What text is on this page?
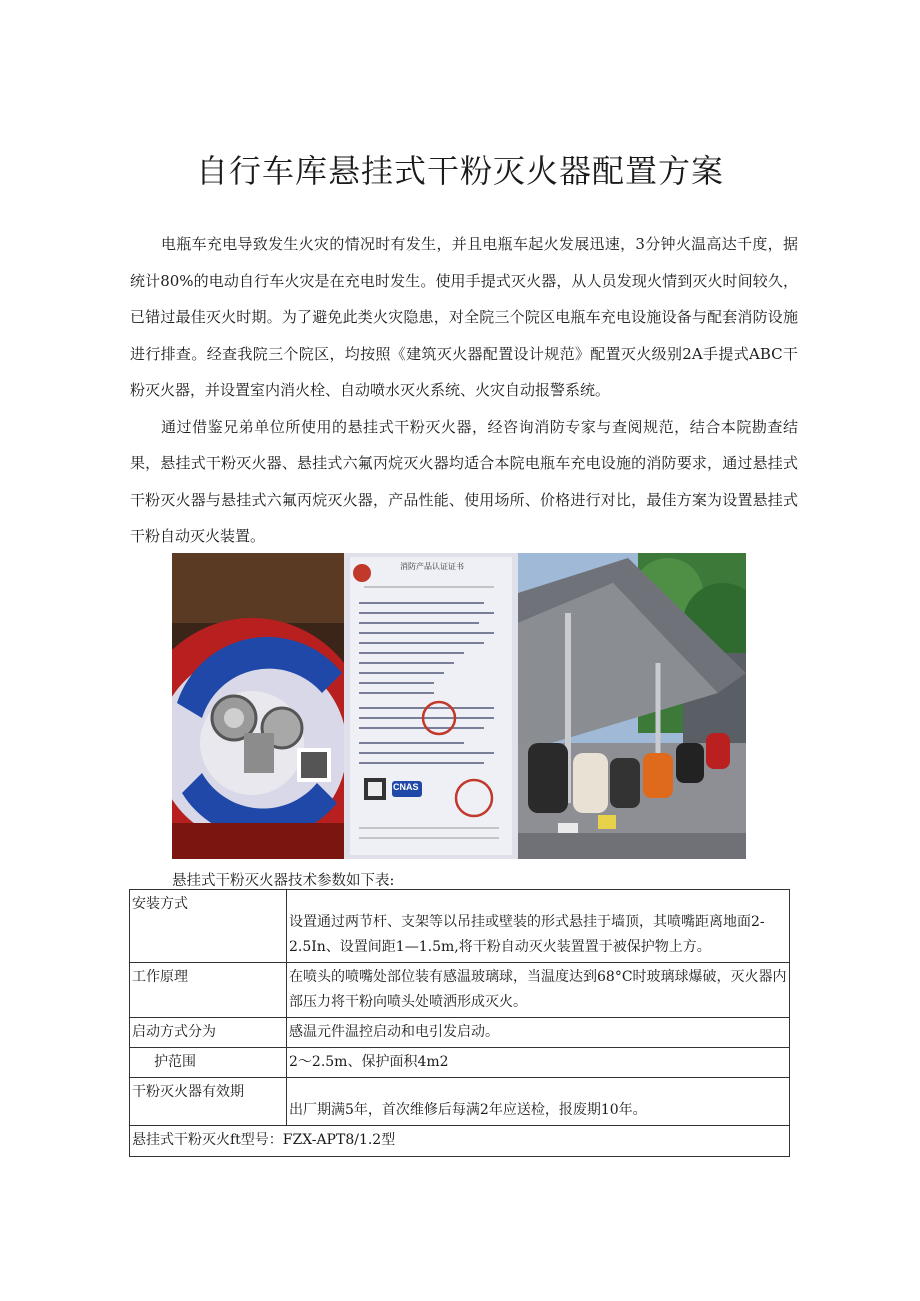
自行车库悬挂式干粉灭火器配置方案

电瓶车充电导致发生火灾的情况时有发生，并且电瓶车起火发展迅速，3分钟火温高达千度，据统计80%的电动自行车火灾是在充电时发生。使用手提式灭火器，从人员发现火情到灭火时间较久，已错过最佳灭火时期。为了避免此类火灾隐患，对全院三个院区电瓶车充电设施设备与配套消防设施进行排查。经查我院三个院区，均按照《建筑灭火器配置设计规范》配置灭火级别2A手提式ABC干粉灭火器，并设置室内消火栓、自动喷水灭火系统、火灾自动报警系统。

通过借鉴兄弟单位所使用的悬挂式干粉灭火器，经咨询消防专家与查阅规范，结合本院勘查结果，悬挂式干粉灭火器、悬挂式六氟丙烷灭火器均适合本院电瓶车充电设施的消防要求，通过悬挂式干粉灭火器与悬挂式六氟丙烷灭火器，产品性能、使用场所、价格进行对比，最佳方案为设置悬挂式干粉自动灭火装置。

消防产品认证证书
CNAS
悬挂式干粉灭火器技术参数如下表:
安装方式	设置通过两节杆、支架等以吊挂或壁装的形式悬挂于墙顶，其喷嘴距离地面2-2.5In、设置间距1—1.5m,将干粉自动灭火装置置于被保护物上方。
工作原理	在喷头的喷嘴处部位装有感温玻璃球，当温度达到68°C时玻璃球爆破，灭火器内部压力将干粉向喷头处喷洒形成灭火。
启动方式分为	感温元件温控启动和电引发启动。
护范围	2～2.5m、保护面积4m2
干粉灭火器有效期	出厂期满5年，首次维修后每满2年应送检，报废期10年。
悬挂式干粉灭火ft型号：FZX-APT8/1.2型	
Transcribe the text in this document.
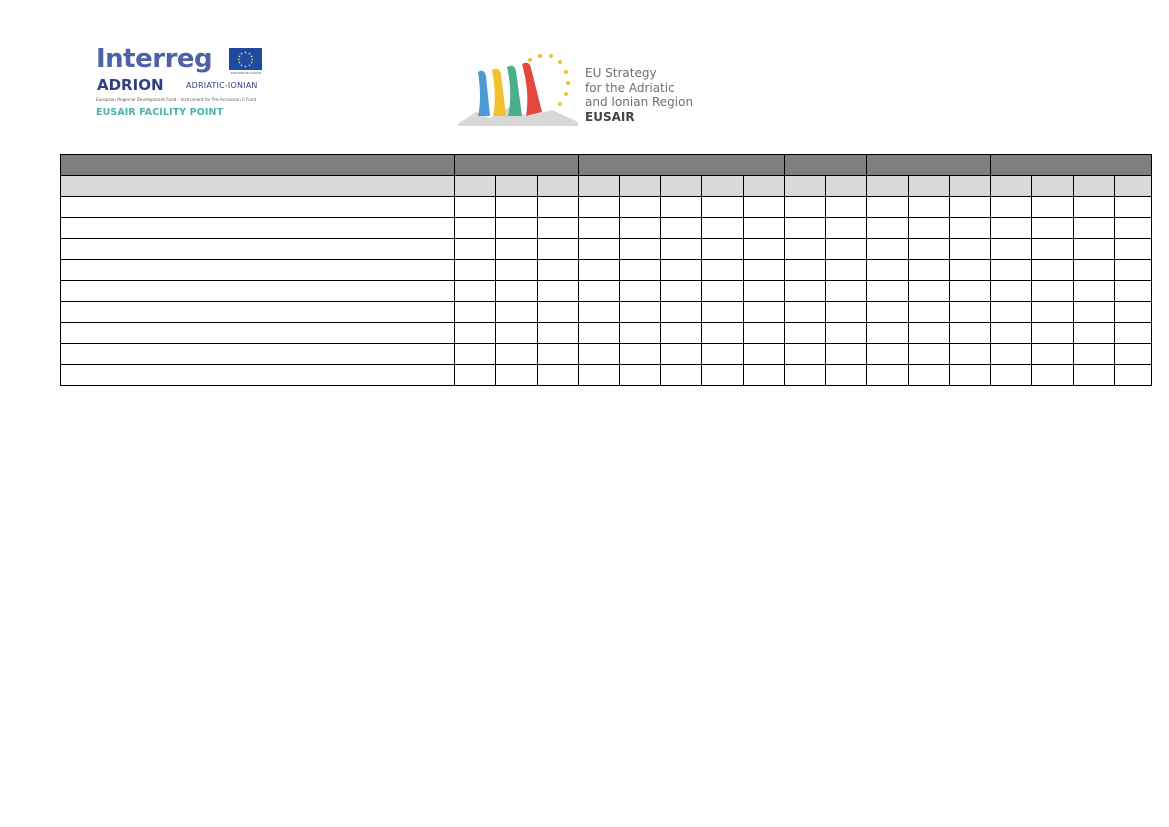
Interreg	EUROPEAN UNION
ADRION	ADRIATIC-IONIAN
European Regional Development Fund - Instrument for Pre-Accession II Fund
EUSAIR FACILITY POINT
EU Strategy
for the Adriatic
and Ionian Region
EUSAIR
☆ ☆ ☆ ☆ ☆ ☆ ☆
Instruction: Scan the entries above for the word "text" and collect each line holding it.

Answer to the task:
What text is on this page?
Transcribe the text in this document.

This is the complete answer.